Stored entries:
########

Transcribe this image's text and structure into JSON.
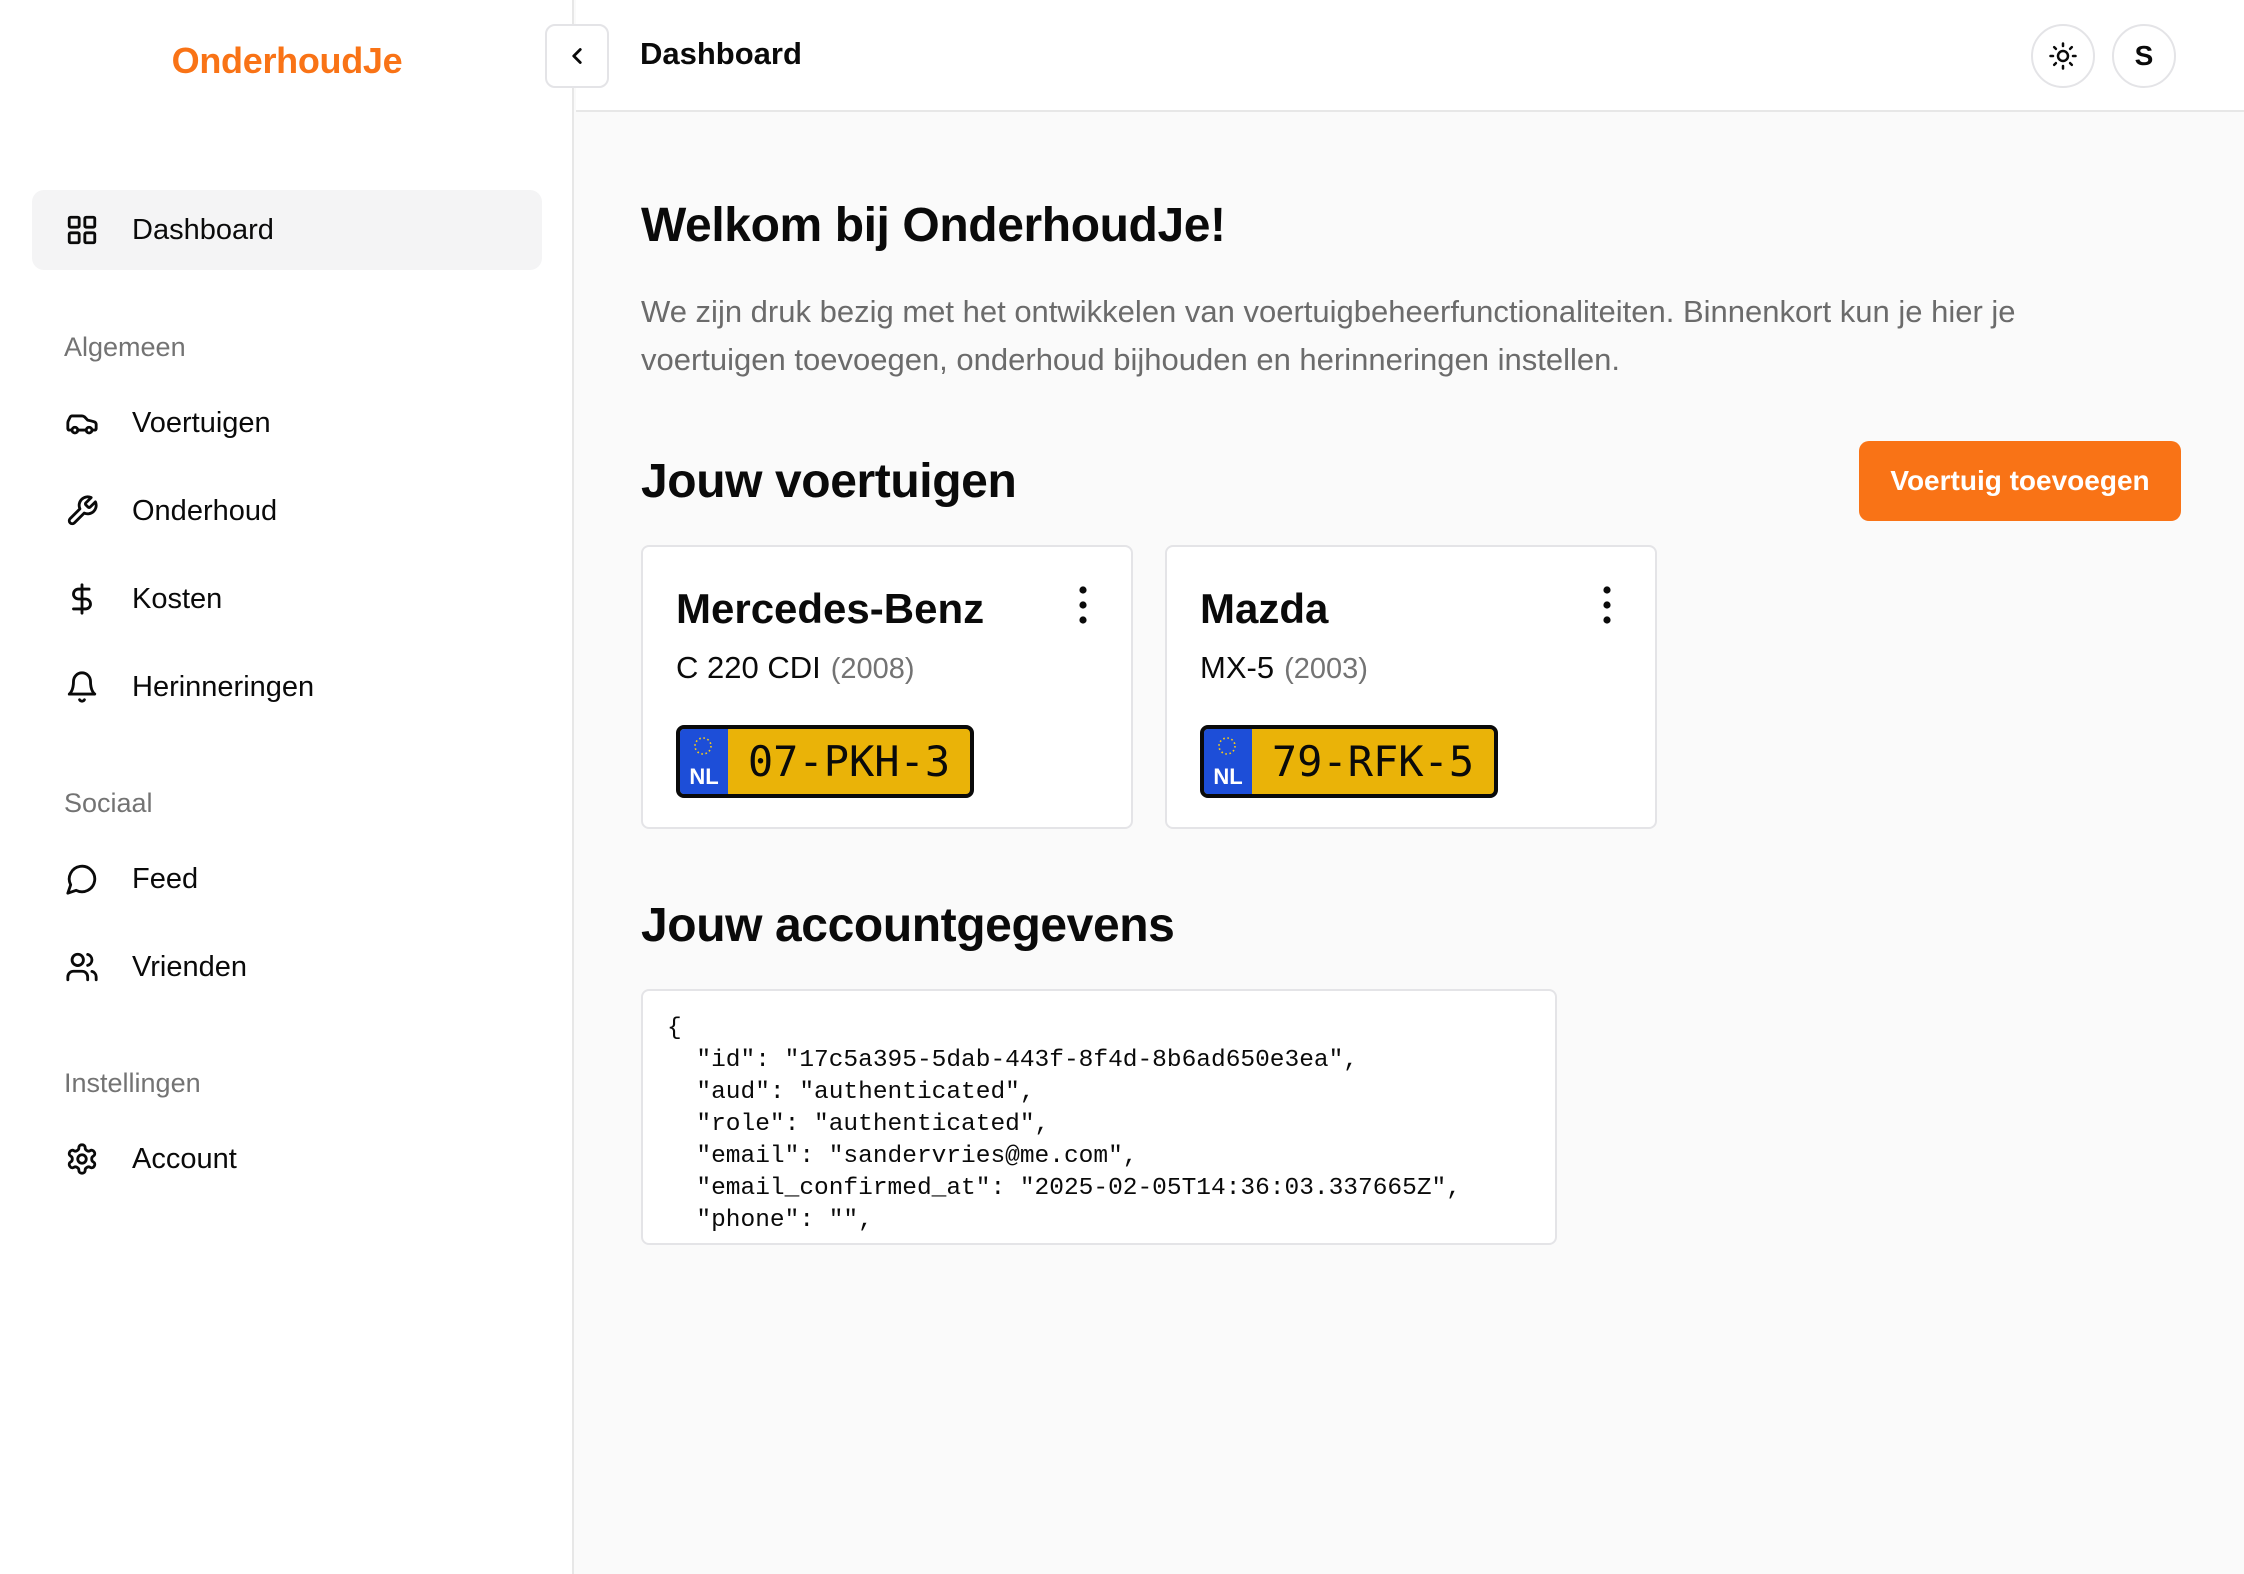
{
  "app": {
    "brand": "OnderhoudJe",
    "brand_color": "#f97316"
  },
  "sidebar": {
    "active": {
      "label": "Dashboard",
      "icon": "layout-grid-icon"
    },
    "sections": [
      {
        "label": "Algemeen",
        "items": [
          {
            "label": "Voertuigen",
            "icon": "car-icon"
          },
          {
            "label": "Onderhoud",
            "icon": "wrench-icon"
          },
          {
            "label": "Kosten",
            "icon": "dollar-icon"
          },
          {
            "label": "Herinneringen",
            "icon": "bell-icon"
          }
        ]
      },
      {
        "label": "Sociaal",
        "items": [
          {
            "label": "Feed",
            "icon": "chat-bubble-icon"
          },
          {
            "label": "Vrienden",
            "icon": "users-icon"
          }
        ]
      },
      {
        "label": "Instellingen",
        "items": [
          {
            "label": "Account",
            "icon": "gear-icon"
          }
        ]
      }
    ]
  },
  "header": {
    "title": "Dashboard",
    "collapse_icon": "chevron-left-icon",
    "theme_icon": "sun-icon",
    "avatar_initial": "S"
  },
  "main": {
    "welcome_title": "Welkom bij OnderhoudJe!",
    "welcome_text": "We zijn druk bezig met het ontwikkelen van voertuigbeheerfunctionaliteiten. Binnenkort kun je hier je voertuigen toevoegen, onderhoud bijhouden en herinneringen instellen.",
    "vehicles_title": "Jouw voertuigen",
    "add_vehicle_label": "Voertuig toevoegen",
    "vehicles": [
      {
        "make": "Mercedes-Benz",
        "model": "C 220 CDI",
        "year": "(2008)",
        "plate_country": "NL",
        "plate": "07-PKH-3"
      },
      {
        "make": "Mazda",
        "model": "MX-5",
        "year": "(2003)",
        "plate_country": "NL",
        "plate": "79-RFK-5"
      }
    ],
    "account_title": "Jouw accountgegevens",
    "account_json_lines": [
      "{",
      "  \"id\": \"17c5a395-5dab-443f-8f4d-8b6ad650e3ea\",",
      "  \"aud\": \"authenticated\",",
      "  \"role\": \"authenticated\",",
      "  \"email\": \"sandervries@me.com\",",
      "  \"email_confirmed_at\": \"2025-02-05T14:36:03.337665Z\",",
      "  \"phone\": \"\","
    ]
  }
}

########

Directive
Reproduce all entries exactly. Pictures do not belong in the copy.

Complete response
Transcribe this image's text and structure into JSON.
{
  "app": {
    "brand": "OnderhoudJe",
    "brand_color": "#f97316"
  },
  "sidebar": {
    "active": {
      "label": "Dashboard",
      "icon": "layout-grid-icon"
    },
    "sections": [
      {
        "label": "Algemeen",
        "items": [
          {
            "label": "Voertuigen",
            "icon": "car-icon"
          },
          {
            "label": "Onderhoud",
            "icon": "wrench-icon"
          },
          {
            "label": "Kosten",
            "icon": "dollar-icon"
          },
          {
            "label": "Herinneringen",
            "icon": "bell-icon"
          }
        ]
      },
      {
        "label": "Sociaal",
        "items": [
          {
            "label": "Feed",
            "icon": "chat-bubble-icon"
          },
          {
            "label": "Vrienden",
            "icon": "users-icon"
          }
        ]
      },
      {
        "label": "Instellingen",
        "items": [
          {
            "label": "Account",
            "icon": "gear-icon"
          }
        ]
      }
    ]
  },
  "header": {
    "title": "Dashboard",
    "collapse_icon": "chevron-left-icon",
    "theme_icon": "sun-icon",
    "avatar_initial": "S"
  },
  "main": {
    "welcome_title": "Welkom bij OnderhoudJe!",
    "welcome_text": "We zijn druk bezig met het ontwikkelen van voertuigbeheerfunctionaliteiten. Binnenkort kun je hier je voertuigen toevoegen, onderhoud bijhouden en herinneringen instellen.",
    "vehicles_title": "Jouw voertuigen",
    "add_vehicle_label": "Voertuig toevoegen",
    "vehicles": [
      {
        "make": "Mercedes-Benz",
        "model": "C 220 CDI",
        "year": "(2008)",
        "plate_country": "NL",
        "plate": "07-PKH-3"
      },
      {
        "make": "Mazda",
        "model": "MX-5",
        "year": "(2003)",
        "plate_country": "NL",
        "plate": "79-RFK-5"
      }
    ],
    "account_title": "Jouw accountgegevens",
    "account_json_lines": [
      "{",
      "  \"id\": \"17c5a395-5dab-443f-8f4d-8b6ad650e3ea\",",
      "  \"aud\": \"authenticated\",",
      "  \"role\": \"authenticated\",",
      "  \"email\": \"sandervries@me.com\",",
      "  \"email_confirmed_at\": \"2025-02-05T14:36:03.337665Z\",",
      "  \"phone\": \"\","
    ]
  }
}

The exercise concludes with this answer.